What the task asks >>
Omit the pictures, then reproduce every remaining record exactly.

Record extracts >>
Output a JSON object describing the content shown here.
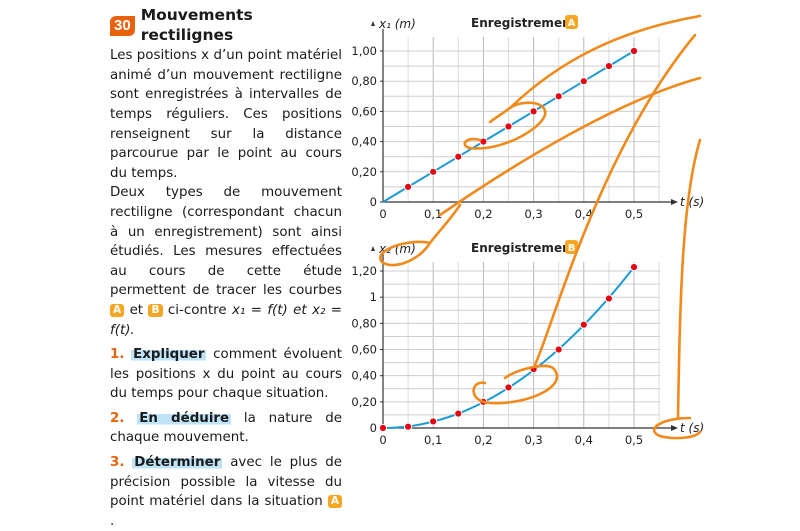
{
  "exercise": {
    "number": "30",
    "title": "Mouvements rectilignes",
    "intro_1": "Les positions x d’un point matériel animé d’un mouvement rectiligne sont enregistrées à intervalles de temps réguliers. Ces positions renseignent sur la distance parcourue par le point au cours du temps.",
    "intro_2a": "Deux types de mouvement rectiligne (correspondant chacun à un enregistrement) sont ainsi étudiés. Les mesures effectuées au cours de cette étude permettent de tracer les courbes",
    "tag_a": "A",
    "and": "et",
    "tag_b": "B",
    "intro_2b": "ci-contre",
    "formula": "x₁ = f(t) et x₂ = f(t).",
    "questions": [
      {
        "num": "1.",
        "verb": "Expliquer",
        "rest": " comment évoluent les positions x du point au cours du temps pour chaque situation."
      },
      {
        "num": "2.",
        "verb": "En déduire",
        "rest": " la nature de chaque mouvement."
      },
      {
        "num": "3.",
        "verb": "Déterminer",
        "rest": " avec le plus de précision possible la vitesse du point matériel dans la situation ",
        "tag": "A",
        "end": "."
      }
    ]
  },
  "colors": {
    "accent_orange": "#e8620e",
    "tag_orange": "#f5a623",
    "curve_blue": "#1a9ad6",
    "point_red": "#e30613",
    "highlight_blue": "#bfe3f7",
    "annotation_orange": "#f08a1c"
  },
  "chart_data": [
    {
      "type": "line",
      "title": "Enregistrement",
      "title_tag": "A",
      "xlabel": "t (s)",
      "ylabel": "x₁ (m)",
      "x": [
        0.05,
        0.1,
        0.15,
        0.2,
        0.25,
        0.3,
        0.35,
        0.4,
        0.45,
        0.5
      ],
      "values": [
        0.1,
        0.2,
        0.3,
        0.4,
        0.5,
        0.6,
        0.7,
        0.8,
        0.9,
        1.0
      ],
      "x_ticks": [
        "0",
        "0,1",
        "0,2",
        "0,3",
        "0,4",
        "0,5"
      ],
      "y_ticks": [
        "0",
        "0,20",
        "0,40",
        "0,60",
        "0,80",
        "1,00"
      ],
      "xlim": [
        0,
        0.55
      ],
      "ylim": [
        0,
        1.1
      ],
      "grid": true
    },
    {
      "type": "line",
      "title": "Enregistrement",
      "title_tag": "B",
      "xlabel": "t (s)",
      "ylabel": "x₂ (m)",
      "x": [
        0,
        0.05,
        0.1,
        0.15,
        0.2,
        0.25,
        0.3,
        0.35,
        0.4,
        0.45,
        0.5
      ],
      "values": [
        0,
        0.01,
        0.05,
        0.11,
        0.2,
        0.31,
        0.45,
        0.6,
        0.79,
        0.99,
        1.23
      ],
      "x_ticks": [
        "0",
        "0,1",
        "0,2",
        "0,3",
        "0,4",
        "0,5"
      ],
      "y_ticks": [
        "0",
        "0,20",
        "0,40",
        "0,60",
        "0,80",
        "1",
        "1,20"
      ],
      "xlim": [
        0,
        0.55
      ],
      "ylim": [
        0,
        1.3
      ],
      "grid": true
    }
  ]
}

Output of the task >>
Output a JSON object describing the content shown here.
{
  "exercise": {
    "number": "30",
    "title": "Mouvements rectilignes",
    "intro_1": "Les positions x d’un point matériel animé d’un mouvement rectiligne sont enregistrées à intervalles de temps réguliers. Ces positions renseignent sur la distance parcourue par le point au cours du temps.",
    "intro_2a": "Deux types de mouvement rectiligne (correspondant chacun à un enregistrement) sont ainsi étudiés. Les mesures effectuées au cours de cette étude permettent de tracer les courbes",
    "tag_a": "A",
    "and": "et",
    "tag_b": "B",
    "intro_2b": "ci-contre",
    "formula": "x₁ = f(t) et x₂ = f(t).",
    "questions": [
      {
        "num": "1.",
        "verb": "Expliquer",
        "rest": " comment évoluent les positions x du point au cours du temps pour chaque situation."
      },
      {
        "num": "2.",
        "verb": "En déduire",
        "rest": " la nature de chaque mouvement."
      },
      {
        "num": "3.",
        "verb": "Déterminer",
        "rest": " avec le plus de précision possible la vitesse du point matériel dans la situation ",
        "tag": "A",
        "end": "."
      }
    ]
  },
  "colors": {
    "accent_orange": "#e8620e",
    "tag_orange": "#f5a623",
    "curve_blue": "#1a9ad6",
    "point_red": "#e30613",
    "highlight_blue": "#bfe3f7",
    "annotation_orange": "#f08a1c"
  },
  "chart_data": [
    {
      "type": "line",
      "title": "Enregistrement",
      "title_tag": "A",
      "xlabel": "t (s)",
      "ylabel": "x₁ (m)",
      "x": [
        0.05,
        0.1,
        0.15,
        0.2,
        0.25,
        0.3,
        0.35,
        0.4,
        0.45,
        0.5
      ],
      "values": [
        0.1,
        0.2,
        0.3,
        0.4,
        0.5,
        0.6,
        0.7,
        0.8,
        0.9,
        1.0
      ],
      "x_ticks": [
        "0",
        "0,1",
        "0,2",
        "0,3",
        "0,4",
        "0,5"
      ],
      "y_ticks": [
        "0",
        "0,20",
        "0,40",
        "0,60",
        "0,80",
        "1,00"
      ],
      "xlim": [
        0,
        0.55
      ],
      "ylim": [
        0,
        1.1
      ],
      "grid": true
    },
    {
      "type": "line",
      "title": "Enregistrement",
      "title_tag": "B",
      "xlabel": "t (s)",
      "ylabel": "x₂ (m)",
      "x": [
        0,
        0.05,
        0.1,
        0.15,
        0.2,
        0.25,
        0.3,
        0.35,
        0.4,
        0.45,
        0.5
      ],
      "values": [
        0,
        0.01,
        0.05,
        0.11,
        0.2,
        0.31,
        0.45,
        0.6,
        0.79,
        0.99,
        1.23
      ],
      "x_ticks": [
        "0",
        "0,1",
        "0,2",
        "0,3",
        "0,4",
        "0,5"
      ],
      "y_ticks": [
        "0",
        "0,20",
        "0,40",
        "0,60",
        "0,80",
        "1",
        "1,20"
      ],
      "xlim": [
        0,
        0.55
      ],
      "ylim": [
        0,
        1.3
      ],
      "grid": true
    }
  ]
}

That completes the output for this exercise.